TÂCHES À RÉALISER:
**A.** Dressez la liste complète des personnages de la pièce qui apparaissent dans le texte sur le Saül de Gide.
**B.** Poursuivez le texte sur le Saül de Gide après sa dernière phrase.

TEXTE:
Saül, André Gide (1903 - Théâtre)
Saül, roi des Juifs, déraisonne. Son épouse croit astucieux de lui procurer la compagnie d'un berger de dix-sept ans, beau et fort, qui le soulagera en lui jouant de la harpe : David, de Bethléem. A sa vue, le roi s'écrie : « Ah ! c'est qu'il est terriblement beau » et l'attache à sa personne. Gide suit le Livre de Samuel : « Et Saül l'aima fort et il en fit son écuyer ». Mais Jonathan, fils du roi, éphèbe frêle et tendre, se prend lui aussi d'amour pour David et s'exclame : « Que tu es beau, David ! » Et voudrait « reposer près de sa force ». Le berger acquiesce avec des « sanglots d'amour », consolant dans ses bras le faible adolescent. La Bible : « Jonathan aimait David autant que son âme. »
Le roi Saül souffre de n'être pas préféré et, se traînant comme fou, hurle : « Et moi alors ? » et, à son fils qui défaille, il demande : « Est-ce d'aimer David qui te pâlit ? ». Le vieil homme, voulant séduire le berger, se fait couper la barbe qui le vieillissait et le rendait trop respectable. Aux dires de son barbier, le voilà méconnaissable, rajeuni de dix ans.
Peine perdue. D'une sorcière, il implore une réponse : « Quelqu'un t'a dit qui j'aimais ? Oui... Tu sais tout... David ! » Et la réplique de suivre, impérieuse : « Tout ce qui t'est charmant t'est hostile. Délivre-toi, Saül ! ».
Hélas, David ne répond pas à des avances séniles. Il ne veut voir en Saül qu'un roi, avec ou sans barbe. Le monarque s'exaspère : « Oiseau sauvage, rien ne peut dont t'apprivoiser ! »
Il ne hait pas David comme la Bible le laisse croire, mais il est rongé par la plus atroce des jalousies. Il presse de questions le premier échanson venu : « David, Jonathan, ils sont ensemble n'est-ce pas ? Qu'est-ce qu'ils font ? Qu'est-ce qu'ils disent ? »

SECTION DES DONNÉES:

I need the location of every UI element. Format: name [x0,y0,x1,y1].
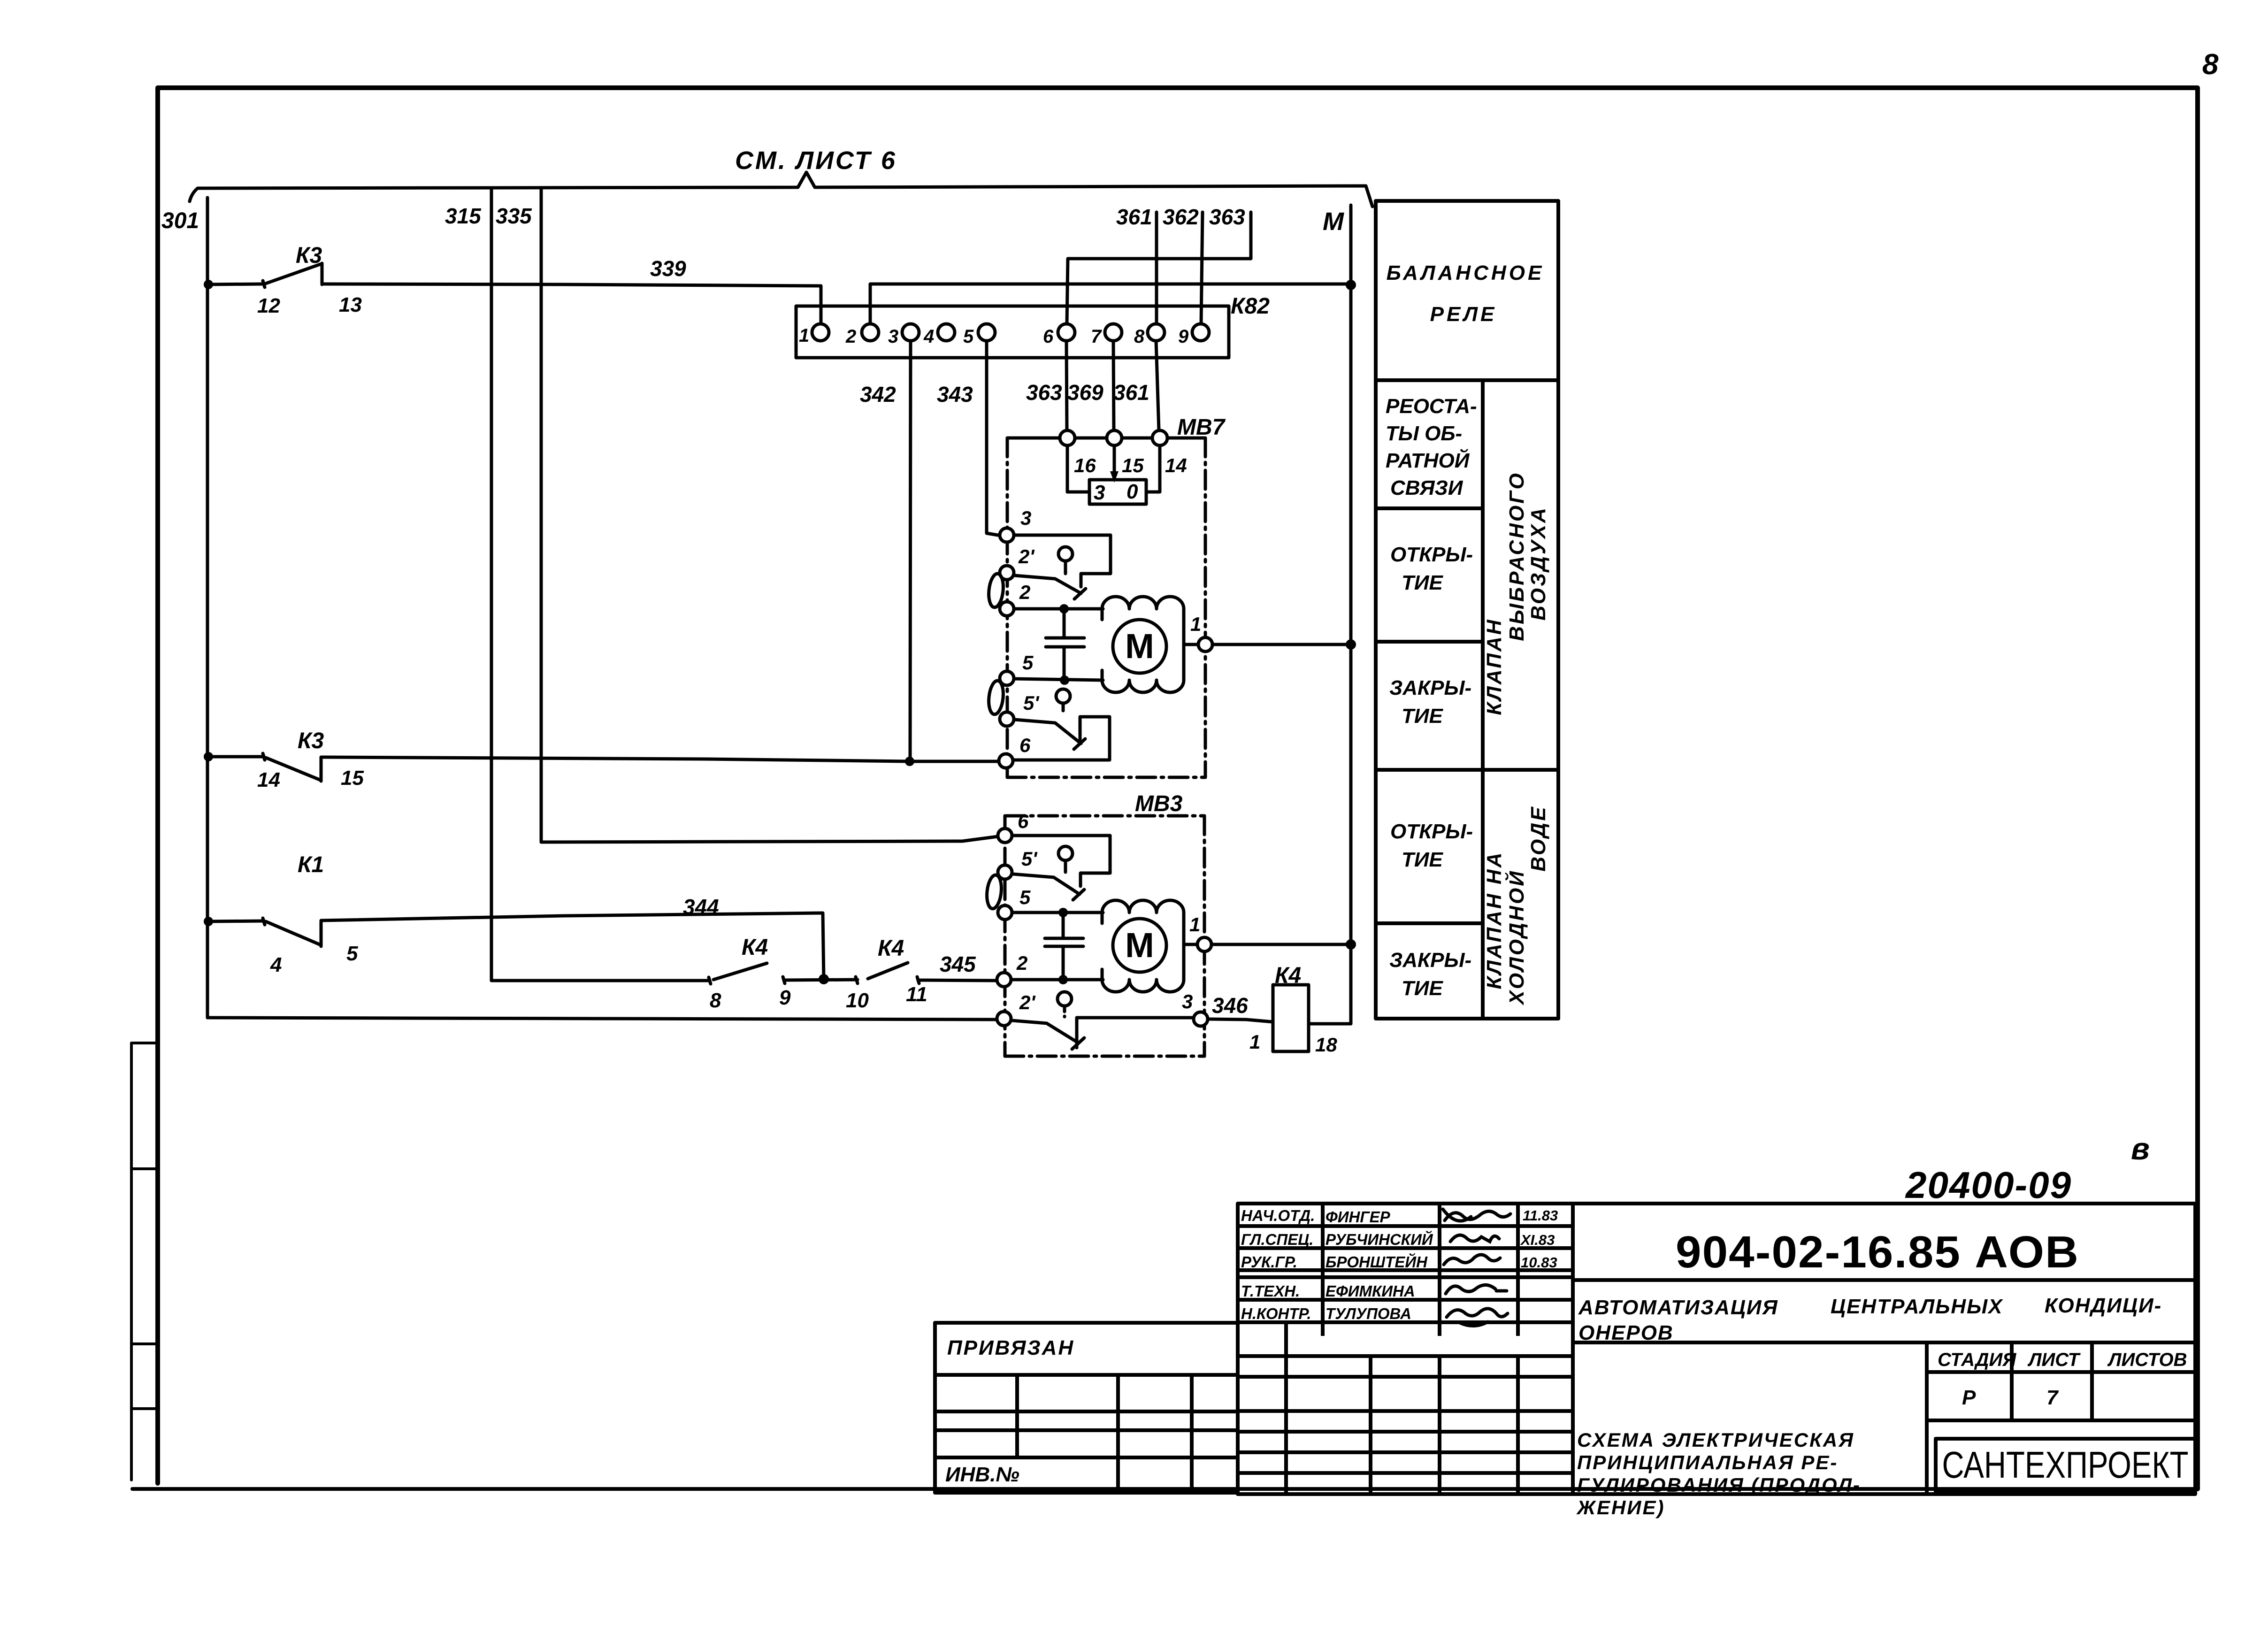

CORRIGÉ DE L'EXERCICE:
**A.** Saül, son épouse, David, Jonathan, le barbier, la sorcière, l'échanson

**B.**
Et il s'enfonce dans un monologue halluciné : « Ce que j'aime surtout en lui, c'est sa force. La souplesse de ses reins est admirable ». Et de gémir : « Trouverai-je autre que sa satisfaction, quelque remède à mon désir ? »
André Gide ne paraphrase la Bible qu'à demi-mots. Mais tout homosexuel âgé, que les étreintes de deux garçons proches de lui frustrent du plaisir des sens, ne peut manquer de s'y reconnaître.
« Avec quoi l'homme se consolera-t-il d'un déchéance ? Sinon avec ce qui l'a déchu. »
■ Saül, André Gide, Théâtre, Mercure de France, 1903
Présentation de l'éditeur : Écrit en 1897-1898 à la suite des Nourritures terrestres – « en matière d'antidote ou de contrepoids » –, Saül est le premier texte important composé pour la scène par André Gide. Si le texte fut publié en 1903 au Mercure de France, la pièce ne fut créée qu'en juin 1922 par Jacques Copeau, au Vieux-Colombier. Gide attendait ce moment avec fébrilité. La lecture assez libre qu'il y donne de l'épisode biblique de la succession de Saül, mettant en scène son fils Jonathan et le jeune David, provoquerait un scandale sans égal, dans le prolongement duquel il envisageait de publier la première édition « commerciale » de Corydon (NRF, 1924), son essai sur l'homosexualité. Ces deux textes, d'époque distincte, portaient, sur des registres singuliers, l'une des clés morales de son œuvre, ce dialogue rare entre abandon de soi et intégrité personnelle, rigueur morale et libres mœurs. Aussi Gide vécut-il comme un échec personnel l'incompréhension du thème central de la pièce, son manque d'impact réel sur le public et le détournement de sens qui put résulter de la mise en scène lors de sa création. Mais l'expérience, toute manquée qu'elle pût être, fut inaugurale (même si, de fait, celle du Roi Candaule l'avait précédée) ; elle faisait dire à Gide en 1929 : « Si Saül avait réussi, qui sait ! je ne me serais peut-être plus occupé que de théâtre. » Voilà qui engage à redécouvrir un drame puissant, profondément ancré dans l'ensemble de l'œuvre gidienne.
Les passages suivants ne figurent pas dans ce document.